**Exercise requirements**
Pull out every line of the rows below that contains the word "List", matching case exactly. Copy each of those lines in full.

** begin Materials provided **

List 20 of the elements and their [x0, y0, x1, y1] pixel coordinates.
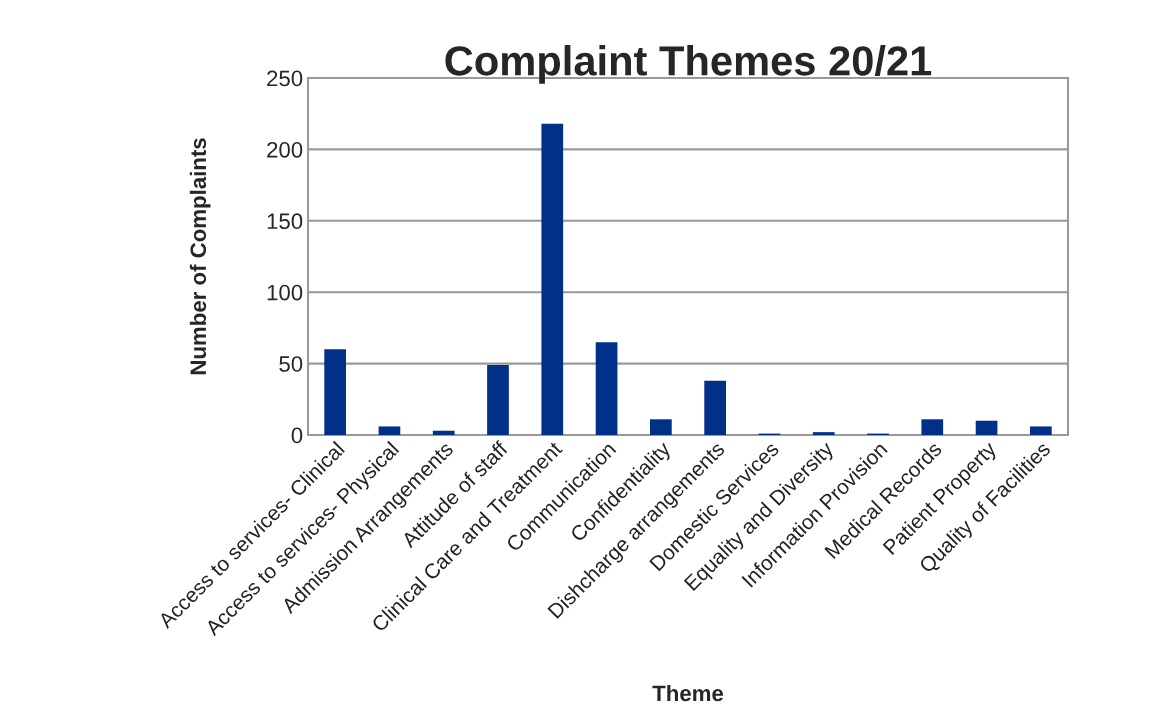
y-tick-label: 250 [267, 70, 303, 87]
bar [432, 430, 455, 435]
y-tick-label: 50 [279, 356, 303, 372]
bar [975, 420, 998, 435]
bar [541, 123, 564, 435]
chart-title: Complaint Themes 20/21 [445, 45, 932, 84]
bar [595, 342, 618, 435]
bar [378, 426, 401, 435]
bar [921, 419, 944, 435]
bar [1030, 426, 1052, 435]
y-tick-label: 150 [267, 213, 303, 230]
y-tick-label: 200 [267, 141, 303, 158]
y-axis-title: Number of Complaints [189, 138, 211, 375]
bar [487, 365, 509, 435]
bar [324, 349, 346, 435]
bar [812, 432, 835, 435]
y-tick-label: 100 [267, 284, 303, 301]
bar [650, 419, 672, 435]
x-axis-title: Theme [652, 684, 724, 702]
bar [704, 380, 726, 435]
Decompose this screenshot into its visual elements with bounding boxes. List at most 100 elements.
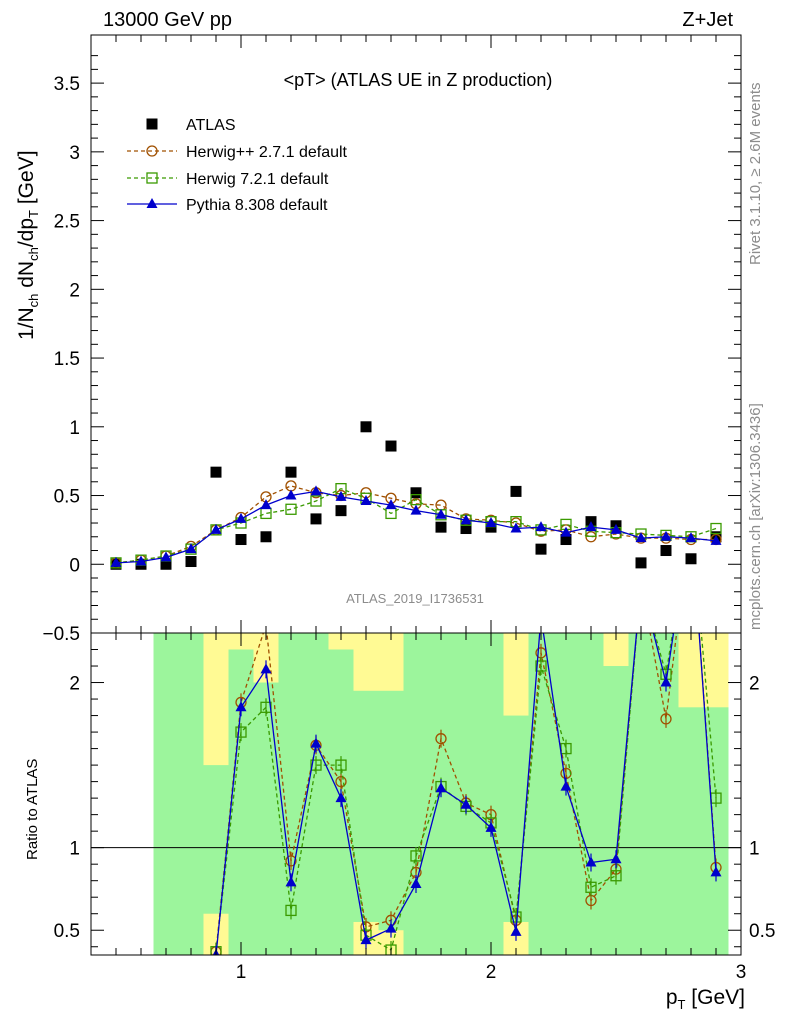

** end Materials provided **

**Response below**
List 20 of the elements and their [x0, y0, x1, y1] pixel coordinates.
Decompose this screenshot into its visual elements with bounding boxes. List at most 100 elements.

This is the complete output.